Gather, from the listing beneath this task, every line holding the string "coverage".

- [Provided data]:
==================================================

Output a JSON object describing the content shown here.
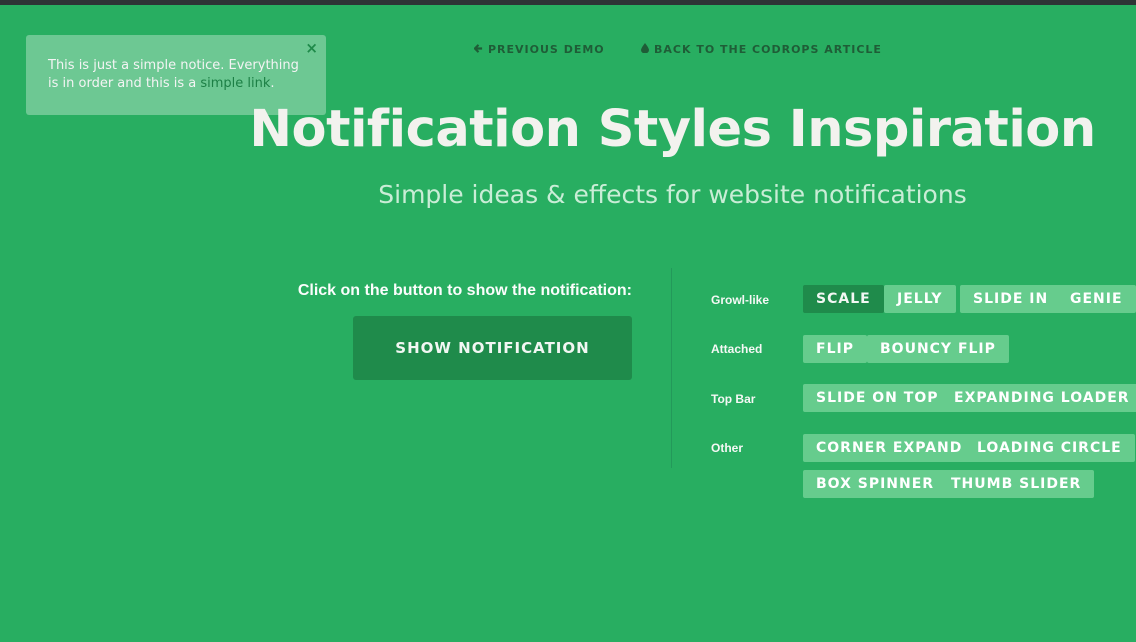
{
  "notice": {
    "text_before": "This is just a simple notice. Everything is in order and this is a ",
    "link_text": "simple link",
    "text_after": ".",
    "close_glyph": "×"
  },
  "nav": {
    "prev_icon": "arrow-left-icon",
    "prev_label": "PREVIOUS DEMO",
    "back_icon": "droplet-icon",
    "back_label": "BACK TO THE CODROPS ARTICLE"
  },
  "header": {
    "title": "Notification Styles Inspiration",
    "subtitle": "Simple ideas & effects for website notifications"
  },
  "left": {
    "instruction": "Click on the button to show the notification:",
    "show_label": "SHOW NOTIFICATION"
  },
  "effects": {
    "growl_label": "Growl-like",
    "growl": [
      "SCALE",
      "JELLY",
      "SLIDE IN",
      "GENIE"
    ],
    "attached_label": "Attached",
    "attached": [
      "FLIP",
      "BOUNCY FLIP"
    ],
    "topbar_label": "Top Bar",
    "topbar": [
      "SLIDE ON TOP",
      "EXPANDING LOADER"
    ],
    "other_label": "Other",
    "other": [
      "CORNER EXPAND",
      "LOADING CIRCLE",
      "BOX SPINNER",
      "THUMB SLIDER"
    ],
    "active": "SCALE"
  },
  "colors": {
    "background": "#28ae61",
    "button_dark": "#1f8b4b",
    "button_light": "#66cc8d",
    "nav_text": "#1f5d37"
  }
}
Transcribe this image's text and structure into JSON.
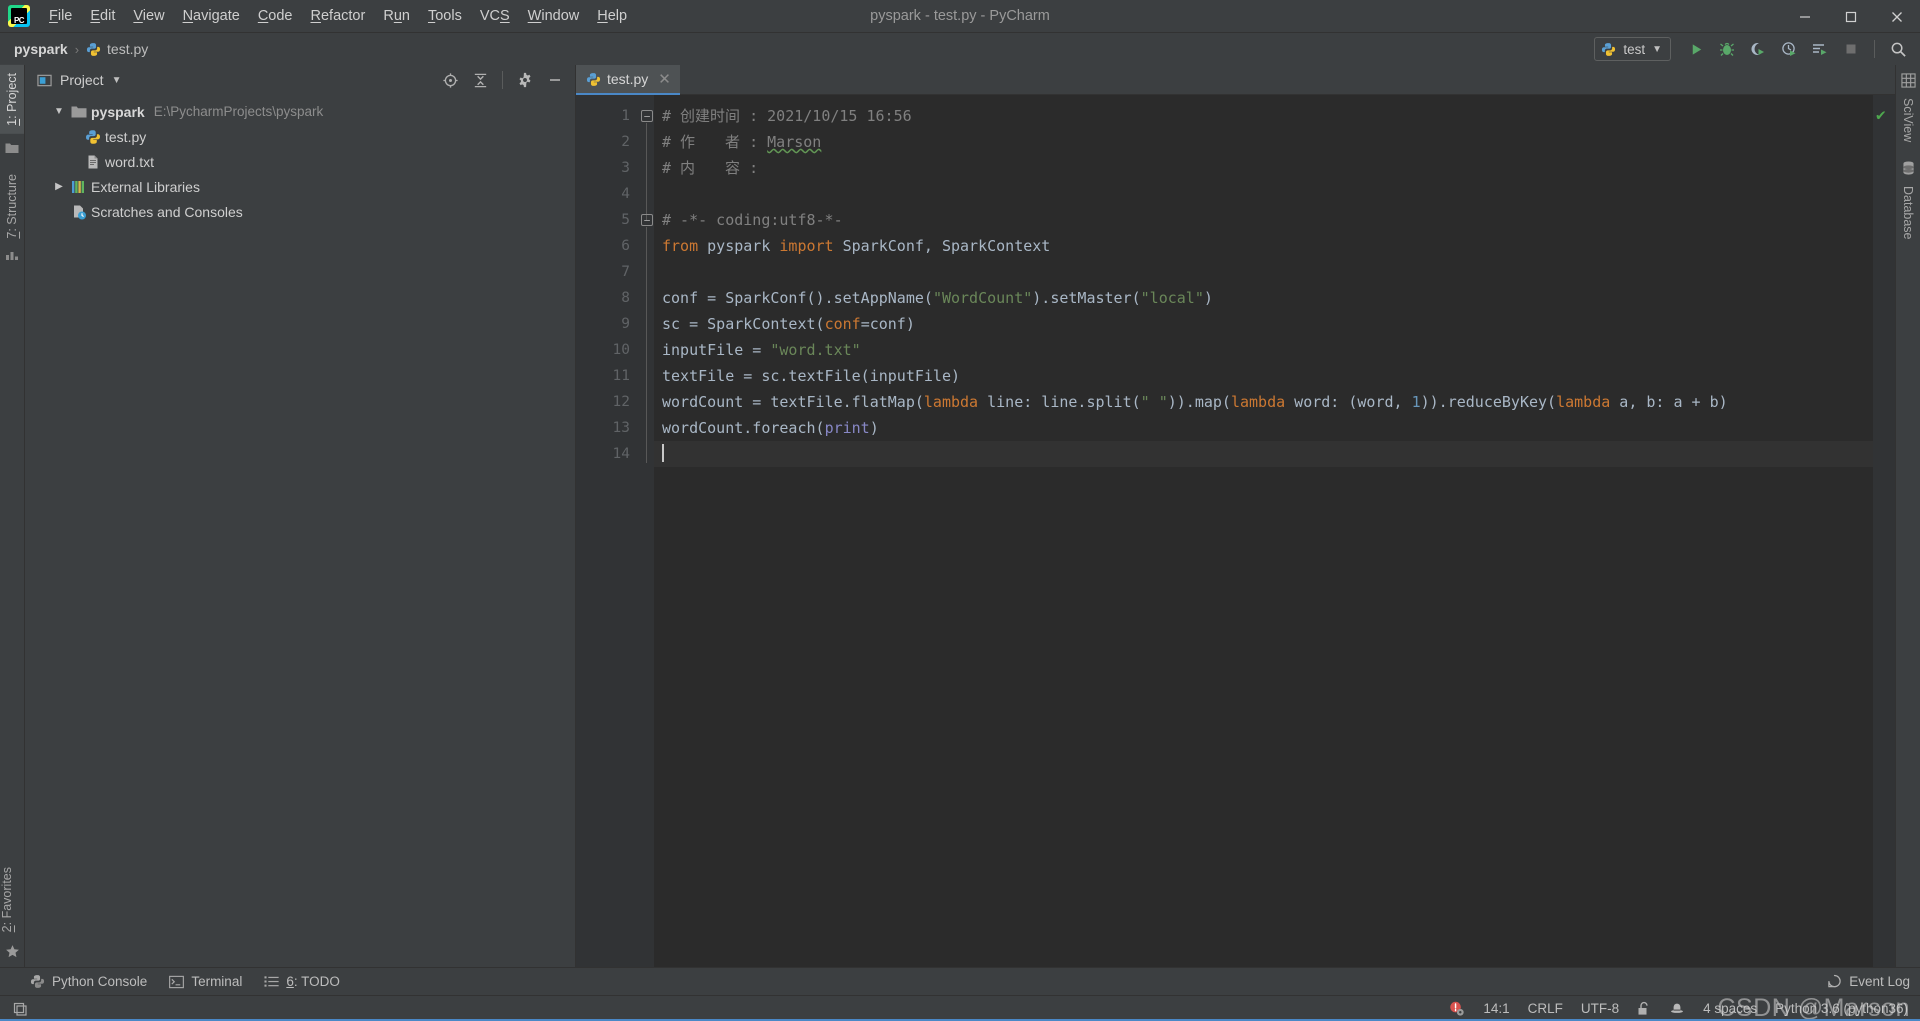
{
  "window": {
    "title": "pyspark - test.py - PyCharm",
    "app_icon": "pycharm-logo-icon",
    "logo_text": "PC",
    "controls": {
      "minimize": "─",
      "maximize": "❐",
      "close": "✕"
    }
  },
  "menubar": {
    "items": [
      {
        "label": "File",
        "mnemonic": "F"
      },
      {
        "label": "Edit",
        "mnemonic": "E"
      },
      {
        "label": "View",
        "mnemonic": "V"
      },
      {
        "label": "Navigate",
        "mnemonic": "N"
      },
      {
        "label": "Code",
        "mnemonic": "C"
      },
      {
        "label": "Refactor",
        "mnemonic": "R"
      },
      {
        "label": "Run",
        "mnemonic": "u"
      },
      {
        "label": "Tools",
        "mnemonic": "T"
      },
      {
        "label": "VCS",
        "mnemonic": "S"
      },
      {
        "label": "Window",
        "mnemonic": "W"
      },
      {
        "label": "Help",
        "mnemonic": "H"
      }
    ]
  },
  "navbar": {
    "breadcrumbs": [
      {
        "label": "pyspark",
        "icon": ""
      },
      {
        "label": "test.py",
        "icon": "python-file-icon"
      }
    ],
    "separator": "›",
    "run_config": {
      "label": "test",
      "icon": "python-config-icon",
      "dropdown": "▾"
    },
    "buttons": [
      {
        "name": "run-button",
        "icon": "run-triangle-icon",
        "color": "#59a869"
      },
      {
        "name": "debug-button",
        "icon": "debug-bug-icon",
        "color": "#59a869"
      },
      {
        "name": "run-with-coverage-button",
        "icon": "coverage-icon",
        "color": "#59a869"
      },
      {
        "name": "profile-button",
        "icon": "profiler-clock-icon",
        "color": "#59a869"
      },
      {
        "name": "run-with-console-button",
        "icon": "run-list-icon",
        "color": "#59a869"
      },
      {
        "name": "stop-button",
        "icon": "stop-square-icon",
        "color": "#6e6e6e"
      },
      {
        "name": "search-everywhere-button",
        "icon": "search-icon",
        "color": "#c4c4c4"
      }
    ]
  },
  "left_strip": {
    "tabs": [
      {
        "label": "1: Project",
        "mnemonic": "1",
        "icon": "project-folder-icon",
        "active": true
      },
      {
        "label": "7: Structure",
        "mnemonic": "7",
        "icon": "structure-icon",
        "active": false
      }
    ],
    "bottom_tabs": [
      {
        "label": "2: Favorites",
        "mnemonic": "2",
        "icon": "star-icon",
        "active": false
      }
    ]
  },
  "right_strip": {
    "tabs": [
      {
        "label": "SciView",
        "icon": "grid-table-icon"
      },
      {
        "label": "Database",
        "icon": "database-cylinder-icon"
      }
    ]
  },
  "project_panel": {
    "title": "Project",
    "dropdown": "▾",
    "view_icon": "project-view-icon",
    "toolbar": [
      {
        "name": "select-opened-file-button",
        "icon": "crosshair-target-icon"
      },
      {
        "name": "collapse-all-button",
        "icon": "collapse-all-icon"
      },
      {
        "name": "settings-button",
        "icon": "gear-icon"
      },
      {
        "name": "hide-button",
        "icon": "minimize-dash-icon"
      }
    ],
    "tree": [
      {
        "label": "pyspark",
        "secondary": "E:\\PycharmProjects\\pyspark",
        "icon": "folder-icon",
        "arrow": "▾",
        "indent": 1,
        "bold": true
      },
      {
        "label": "test.py",
        "secondary": "",
        "icon": "python-file-icon",
        "arrow": "",
        "indent": 2,
        "bold": false
      },
      {
        "label": "word.txt",
        "secondary": "",
        "icon": "text-file-icon",
        "arrow": "",
        "indent": 2,
        "bold": false
      },
      {
        "label": "External Libraries",
        "secondary": "",
        "icon": "libraries-icon",
        "arrow": "▸",
        "indent": 1,
        "bold": false
      },
      {
        "label": "Scratches and Consoles",
        "secondary": "",
        "icon": "scratches-icon",
        "arrow": "",
        "indent": 1,
        "bold": false
      }
    ]
  },
  "editor": {
    "tabs": [
      {
        "label": "test.py",
        "icon": "python-file-icon",
        "close": "✕",
        "active": true
      }
    ],
    "inspection_status": "✔",
    "line_numbers": [
      1,
      2,
      3,
      4,
      5,
      6,
      7,
      8,
      9,
      10,
      11,
      12,
      13,
      14
    ],
    "lines": [
      {
        "n": 1,
        "tokens": [
          {
            "t": "# 创建时间 : 2021/10/15 16:56",
            "c": "cm"
          }
        ]
      },
      {
        "n": 2,
        "tokens": [
          {
            "t": "# 作　　者 : ",
            "c": "cm"
          },
          {
            "t": "Marson",
            "c": "cm typo"
          }
        ]
      },
      {
        "n": 3,
        "tokens": [
          {
            "t": "# 内　　容 :",
            "c": "cm"
          }
        ]
      },
      {
        "n": 4,
        "tokens": []
      },
      {
        "n": 5,
        "tokens": [
          {
            "t": "# -*- coding:utf8-*-",
            "c": "cm"
          }
        ]
      },
      {
        "n": 6,
        "tokens": [
          {
            "t": "from",
            "c": "kw"
          },
          {
            "t": " pyspark ",
            "c": "txt"
          },
          {
            "t": "import",
            "c": "kw"
          },
          {
            "t": " SparkConf, SparkContext",
            "c": "txt"
          }
        ]
      },
      {
        "n": 7,
        "tokens": []
      },
      {
        "n": 8,
        "tokens": [
          {
            "t": "conf = SparkConf().setAppName(",
            "c": "txt"
          },
          {
            "t": "\"WordCount\"",
            "c": "str"
          },
          {
            "t": ").setMaster(",
            "c": "txt"
          },
          {
            "t": "\"local\"",
            "c": "str"
          },
          {
            "t": ")",
            "c": "txt"
          }
        ]
      },
      {
        "n": 9,
        "tokens": [
          {
            "t": "sc = SparkContext(",
            "c": "txt"
          },
          {
            "t": "conf",
            "c": "kw"
          },
          {
            "t": "=conf)",
            "c": "txt"
          }
        ]
      },
      {
        "n": 10,
        "tokens": [
          {
            "t": "inputFile = ",
            "c": "txt"
          },
          {
            "t": "\"word.txt\"",
            "c": "str"
          }
        ]
      },
      {
        "n": 11,
        "tokens": [
          {
            "t": "textFile = sc.textFile(inputFile)",
            "c": "txt"
          }
        ]
      },
      {
        "n": 12,
        "tokens": [
          {
            "t": "wordCount = textFile.flatMap(",
            "c": "txt"
          },
          {
            "t": "lambda",
            "c": "kw"
          },
          {
            "t": " line: line.split(",
            "c": "txt"
          },
          {
            "t": "\" \"",
            "c": "str"
          },
          {
            "t": ")).map(",
            "c": "txt"
          },
          {
            "t": "lambda",
            "c": "kw"
          },
          {
            "t": " word: (word, ",
            "c": "txt"
          },
          {
            "t": "1",
            "c": "num"
          },
          {
            "t": ")).reduceByKey(",
            "c": "txt"
          },
          {
            "t": "lambda",
            "c": "kw"
          },
          {
            "t": " a, b: a + b)",
            "c": "txt"
          }
        ]
      },
      {
        "n": 13,
        "tokens": [
          {
            "t": "wordCount.foreach(",
            "c": "txt"
          },
          {
            "t": "print",
            "c": "bi"
          },
          {
            "t": ")",
            "c": "txt"
          }
        ]
      },
      {
        "n": 14,
        "tokens": [],
        "caret": true
      }
    ]
  },
  "bottom_bar": {
    "buttons": [
      {
        "label": "Python Console",
        "icon": "python-console-icon",
        "mnemonic": ""
      },
      {
        "label": "Terminal",
        "icon": "terminal-icon",
        "mnemonic": ""
      },
      {
        "label": "6: TODO",
        "icon": "todo-list-icon",
        "mnemonic": "6"
      }
    ],
    "right": {
      "label": "Event Log",
      "icon": "event-log-icon"
    }
  },
  "status_bar": {
    "left_icon": "show-toolwindow-bars-icon",
    "items": [
      {
        "name": "inspection-error-badge",
        "label": "",
        "icon": "error-gear-icon"
      },
      {
        "name": "caret-position",
        "label": "14:1",
        "icon": ""
      },
      {
        "name": "line-separator",
        "label": "CRLF",
        "icon": ""
      },
      {
        "name": "file-encoding",
        "label": "UTF-8",
        "icon": ""
      },
      {
        "name": "lock-status",
        "label": "",
        "icon": "unlock-icon"
      },
      {
        "name": "git-branch",
        "label": "",
        "icon": "hat-icon"
      },
      {
        "name": "indent-size",
        "label": "4 spaces",
        "icon": ""
      },
      {
        "name": "python-interpreter",
        "label": "Python 3.6 (python36)",
        "icon": ""
      }
    ]
  },
  "watermark": {
    "text": "CSDN @Marson"
  },
  "colors": {
    "chrome": "#3c3f41",
    "editor_bg": "#2b2b2b",
    "gutter_bg": "#313335",
    "accent_blue": "#4a88c7",
    "run_green": "#59a869",
    "keyword_orange": "#cc7832",
    "string_green": "#6a8759",
    "number_blue": "#6897bb",
    "builtin_purple": "#8888c6",
    "comment_gray": "#808080",
    "default_text": "#a9b7c6"
  }
}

==================================================

- [Answer for the task]:
        "name": "run-with-coverage-button",
        "icon": "coverage-icon",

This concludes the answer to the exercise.